== PROVIDED ENTRIES ==

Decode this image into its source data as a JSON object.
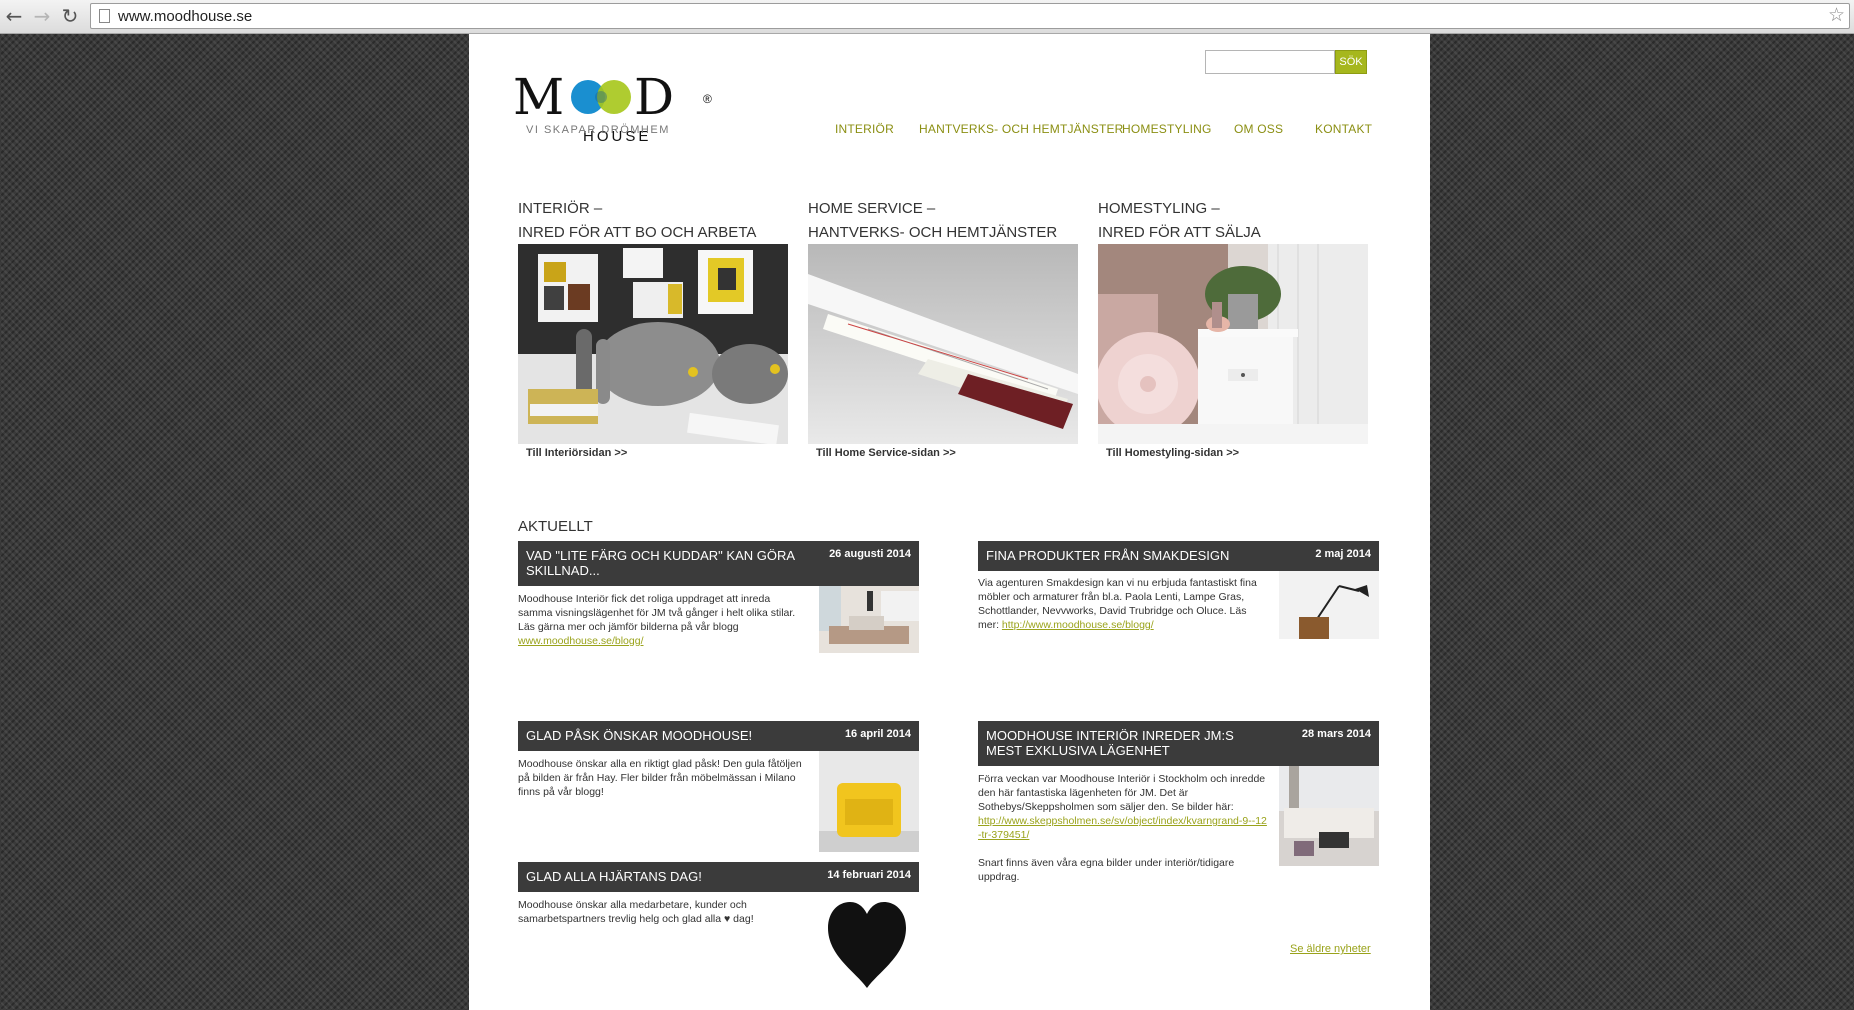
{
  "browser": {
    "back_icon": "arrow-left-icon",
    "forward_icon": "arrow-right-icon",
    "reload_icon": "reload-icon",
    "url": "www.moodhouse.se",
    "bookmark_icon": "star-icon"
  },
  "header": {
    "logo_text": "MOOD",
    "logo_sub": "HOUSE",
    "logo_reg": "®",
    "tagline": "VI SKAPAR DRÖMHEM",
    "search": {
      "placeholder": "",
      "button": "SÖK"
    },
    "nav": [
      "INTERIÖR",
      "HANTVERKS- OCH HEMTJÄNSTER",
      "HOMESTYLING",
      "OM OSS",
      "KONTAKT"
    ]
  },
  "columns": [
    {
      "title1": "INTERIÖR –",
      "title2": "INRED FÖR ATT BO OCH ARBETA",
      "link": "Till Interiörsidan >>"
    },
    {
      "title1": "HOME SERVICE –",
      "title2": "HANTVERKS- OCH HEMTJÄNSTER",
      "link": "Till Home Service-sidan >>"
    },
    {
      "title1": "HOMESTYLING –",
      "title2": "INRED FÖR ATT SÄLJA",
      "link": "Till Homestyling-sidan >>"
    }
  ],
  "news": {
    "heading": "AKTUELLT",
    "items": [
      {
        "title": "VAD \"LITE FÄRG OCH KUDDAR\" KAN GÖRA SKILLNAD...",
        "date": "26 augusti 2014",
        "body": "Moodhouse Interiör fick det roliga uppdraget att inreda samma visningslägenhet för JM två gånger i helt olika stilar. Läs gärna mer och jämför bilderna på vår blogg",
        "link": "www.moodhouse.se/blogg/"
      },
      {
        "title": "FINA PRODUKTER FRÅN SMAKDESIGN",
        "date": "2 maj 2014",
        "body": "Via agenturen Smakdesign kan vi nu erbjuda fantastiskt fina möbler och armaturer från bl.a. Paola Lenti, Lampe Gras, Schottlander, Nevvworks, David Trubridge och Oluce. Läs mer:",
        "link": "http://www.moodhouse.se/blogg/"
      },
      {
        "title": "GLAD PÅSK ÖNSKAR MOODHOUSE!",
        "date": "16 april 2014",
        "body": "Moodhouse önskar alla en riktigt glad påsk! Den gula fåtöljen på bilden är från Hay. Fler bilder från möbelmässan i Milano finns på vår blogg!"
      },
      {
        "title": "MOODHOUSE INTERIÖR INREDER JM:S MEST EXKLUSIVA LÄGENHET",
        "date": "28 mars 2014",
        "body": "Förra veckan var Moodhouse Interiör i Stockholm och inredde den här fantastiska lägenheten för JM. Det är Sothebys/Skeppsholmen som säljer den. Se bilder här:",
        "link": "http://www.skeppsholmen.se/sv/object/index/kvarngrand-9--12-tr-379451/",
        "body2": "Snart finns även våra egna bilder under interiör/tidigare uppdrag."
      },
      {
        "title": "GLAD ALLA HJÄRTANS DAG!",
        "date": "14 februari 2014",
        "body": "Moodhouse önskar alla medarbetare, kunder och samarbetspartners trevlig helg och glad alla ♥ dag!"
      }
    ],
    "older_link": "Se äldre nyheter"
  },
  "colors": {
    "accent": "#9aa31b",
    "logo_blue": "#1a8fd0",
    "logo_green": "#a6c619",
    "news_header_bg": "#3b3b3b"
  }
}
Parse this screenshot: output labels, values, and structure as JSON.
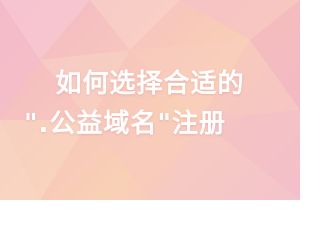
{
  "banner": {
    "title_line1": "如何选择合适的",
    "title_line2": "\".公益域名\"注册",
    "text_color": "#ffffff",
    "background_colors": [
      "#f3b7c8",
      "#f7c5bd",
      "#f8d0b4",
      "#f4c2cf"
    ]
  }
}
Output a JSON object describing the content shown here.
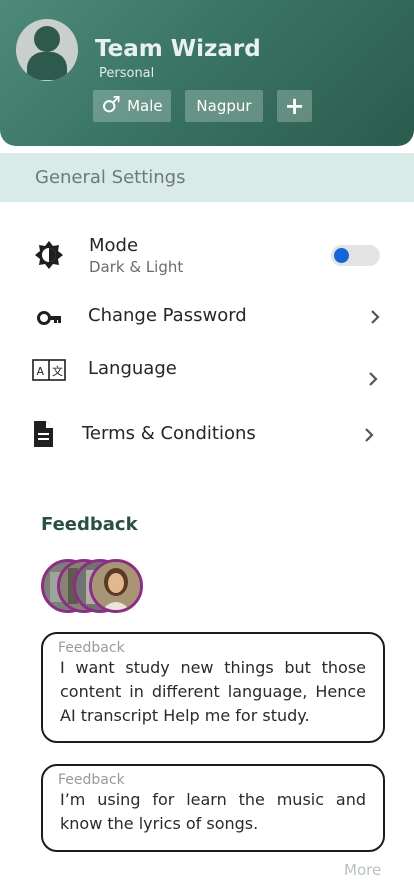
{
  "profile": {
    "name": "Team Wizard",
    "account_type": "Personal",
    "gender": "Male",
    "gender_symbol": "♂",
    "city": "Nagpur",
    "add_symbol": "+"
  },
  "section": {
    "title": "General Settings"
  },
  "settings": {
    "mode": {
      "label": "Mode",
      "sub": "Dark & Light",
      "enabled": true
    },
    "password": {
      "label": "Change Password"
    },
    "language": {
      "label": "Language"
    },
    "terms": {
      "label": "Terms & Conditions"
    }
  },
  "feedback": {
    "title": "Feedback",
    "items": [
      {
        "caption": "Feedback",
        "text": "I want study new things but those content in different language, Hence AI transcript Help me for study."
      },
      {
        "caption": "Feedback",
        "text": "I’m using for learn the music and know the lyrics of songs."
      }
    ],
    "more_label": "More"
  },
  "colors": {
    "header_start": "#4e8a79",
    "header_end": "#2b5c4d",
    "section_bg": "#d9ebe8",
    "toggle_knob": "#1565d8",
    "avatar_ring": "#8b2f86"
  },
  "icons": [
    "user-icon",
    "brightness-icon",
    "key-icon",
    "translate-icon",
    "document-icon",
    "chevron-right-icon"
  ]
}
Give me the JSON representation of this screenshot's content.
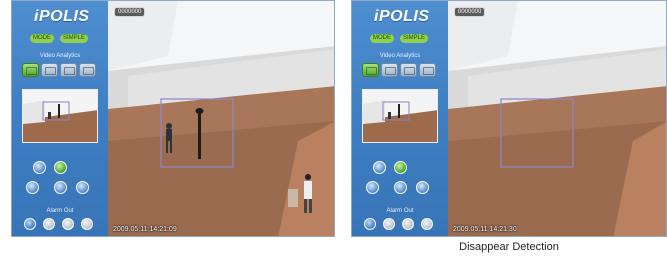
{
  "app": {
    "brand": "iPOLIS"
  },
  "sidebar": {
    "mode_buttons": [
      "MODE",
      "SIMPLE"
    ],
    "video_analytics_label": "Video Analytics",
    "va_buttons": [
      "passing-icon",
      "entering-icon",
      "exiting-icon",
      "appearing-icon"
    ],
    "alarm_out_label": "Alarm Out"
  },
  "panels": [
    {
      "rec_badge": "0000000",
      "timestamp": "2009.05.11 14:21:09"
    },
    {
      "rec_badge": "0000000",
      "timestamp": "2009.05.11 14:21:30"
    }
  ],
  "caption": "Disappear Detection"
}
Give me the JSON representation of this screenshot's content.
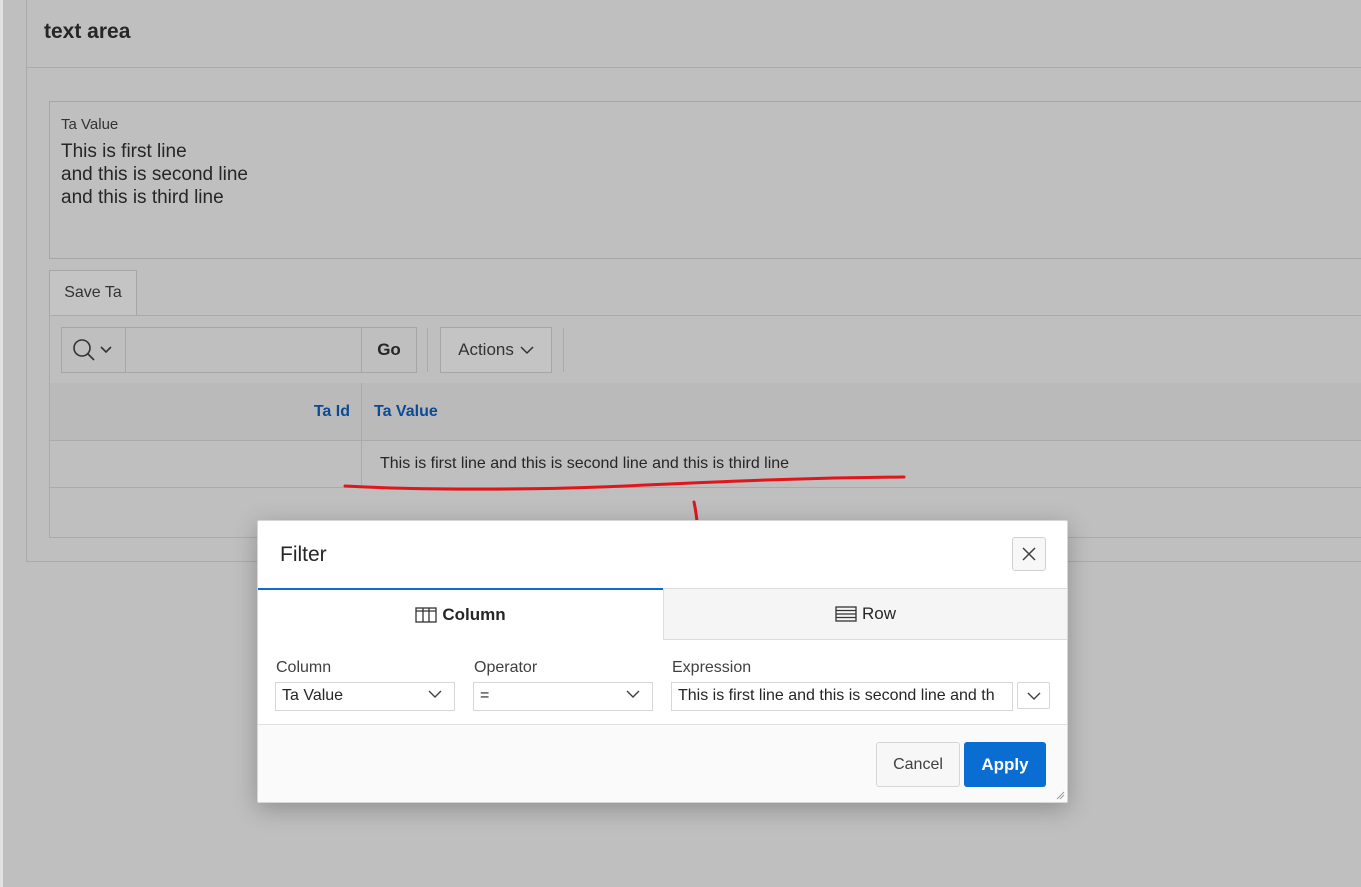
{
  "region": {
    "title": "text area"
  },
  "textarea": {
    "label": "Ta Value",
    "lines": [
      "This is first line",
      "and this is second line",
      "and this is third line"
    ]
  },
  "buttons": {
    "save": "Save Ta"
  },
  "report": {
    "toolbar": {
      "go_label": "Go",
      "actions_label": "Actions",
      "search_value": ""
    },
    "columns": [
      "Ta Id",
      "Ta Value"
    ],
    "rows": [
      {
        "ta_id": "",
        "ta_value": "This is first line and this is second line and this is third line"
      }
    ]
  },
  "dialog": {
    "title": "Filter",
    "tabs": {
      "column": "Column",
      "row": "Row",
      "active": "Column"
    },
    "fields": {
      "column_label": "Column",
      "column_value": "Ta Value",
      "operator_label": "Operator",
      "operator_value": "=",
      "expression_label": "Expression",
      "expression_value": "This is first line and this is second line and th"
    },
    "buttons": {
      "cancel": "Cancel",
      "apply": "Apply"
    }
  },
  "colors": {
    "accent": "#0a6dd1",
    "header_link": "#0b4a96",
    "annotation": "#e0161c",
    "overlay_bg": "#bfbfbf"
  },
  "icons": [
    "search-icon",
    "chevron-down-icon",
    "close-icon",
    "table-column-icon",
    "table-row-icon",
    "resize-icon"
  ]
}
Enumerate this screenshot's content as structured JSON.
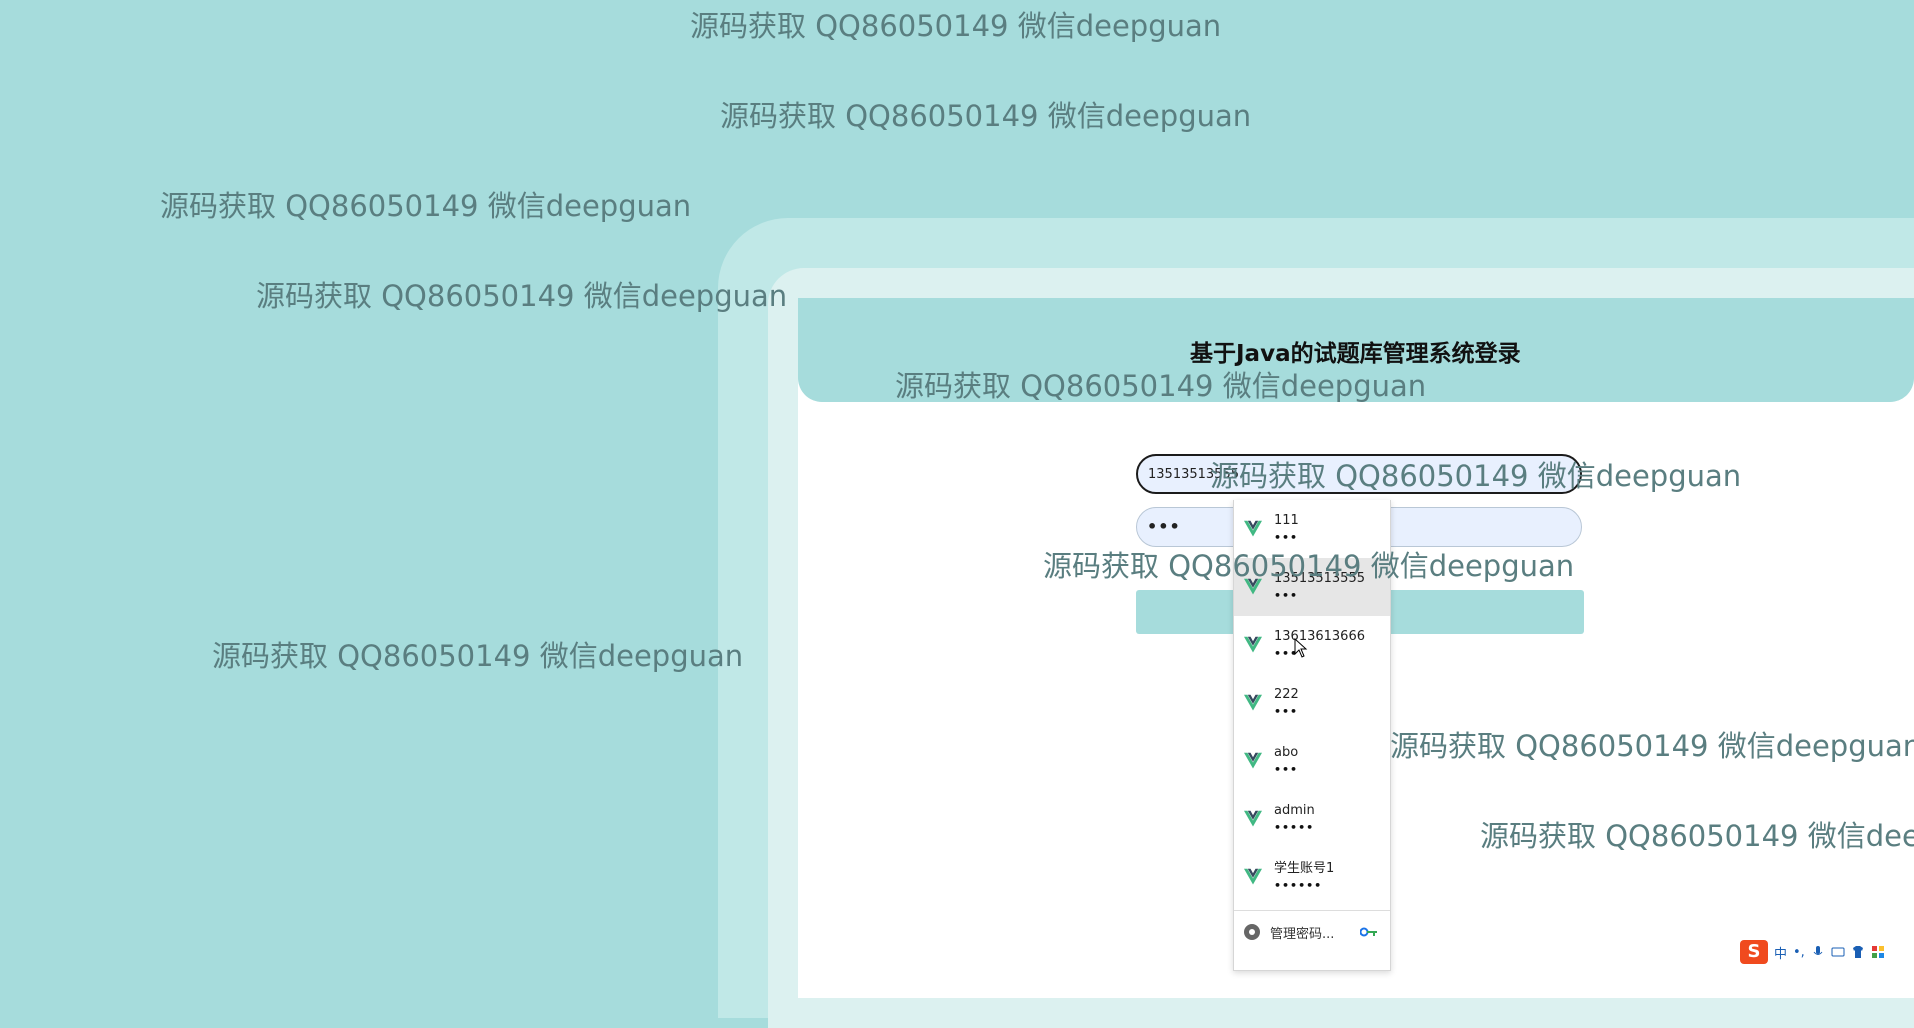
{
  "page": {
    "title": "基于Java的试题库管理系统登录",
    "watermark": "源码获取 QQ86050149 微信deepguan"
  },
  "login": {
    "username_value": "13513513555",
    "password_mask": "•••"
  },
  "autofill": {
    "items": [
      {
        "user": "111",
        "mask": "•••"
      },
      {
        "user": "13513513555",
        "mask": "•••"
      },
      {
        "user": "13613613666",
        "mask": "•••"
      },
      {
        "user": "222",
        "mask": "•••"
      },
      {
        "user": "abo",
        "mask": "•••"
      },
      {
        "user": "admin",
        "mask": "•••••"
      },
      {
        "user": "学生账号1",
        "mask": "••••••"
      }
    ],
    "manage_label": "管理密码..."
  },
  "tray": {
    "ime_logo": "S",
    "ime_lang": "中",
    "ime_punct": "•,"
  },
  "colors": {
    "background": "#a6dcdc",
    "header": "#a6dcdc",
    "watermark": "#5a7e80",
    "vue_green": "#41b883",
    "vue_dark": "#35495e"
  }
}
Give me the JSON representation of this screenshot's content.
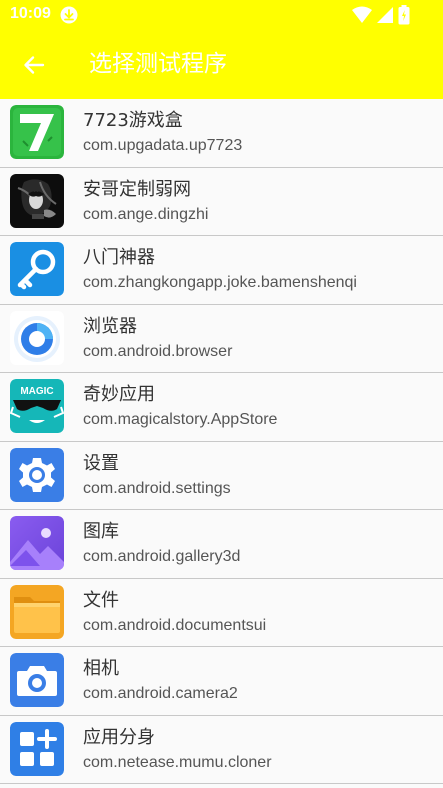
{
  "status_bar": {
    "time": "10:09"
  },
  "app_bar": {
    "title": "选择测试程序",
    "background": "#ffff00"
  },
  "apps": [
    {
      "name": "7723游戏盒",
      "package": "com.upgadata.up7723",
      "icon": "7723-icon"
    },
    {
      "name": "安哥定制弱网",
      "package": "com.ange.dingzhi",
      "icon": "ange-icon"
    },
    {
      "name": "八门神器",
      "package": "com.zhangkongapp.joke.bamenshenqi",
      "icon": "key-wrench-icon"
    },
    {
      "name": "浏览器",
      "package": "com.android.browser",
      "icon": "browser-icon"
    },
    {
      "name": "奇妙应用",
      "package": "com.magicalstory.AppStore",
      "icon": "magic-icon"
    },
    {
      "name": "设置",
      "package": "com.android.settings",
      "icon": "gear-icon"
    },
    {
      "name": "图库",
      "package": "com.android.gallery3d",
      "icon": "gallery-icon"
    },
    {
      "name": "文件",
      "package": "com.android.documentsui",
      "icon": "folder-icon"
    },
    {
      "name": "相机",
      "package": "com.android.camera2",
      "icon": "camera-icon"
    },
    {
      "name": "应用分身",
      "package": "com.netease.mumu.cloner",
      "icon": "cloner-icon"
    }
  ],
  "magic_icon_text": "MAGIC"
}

== TASK STATEMENT ==
Report how many lines of the entries hold the string "arrow". Provide the number alone.

== ANSWER ==
2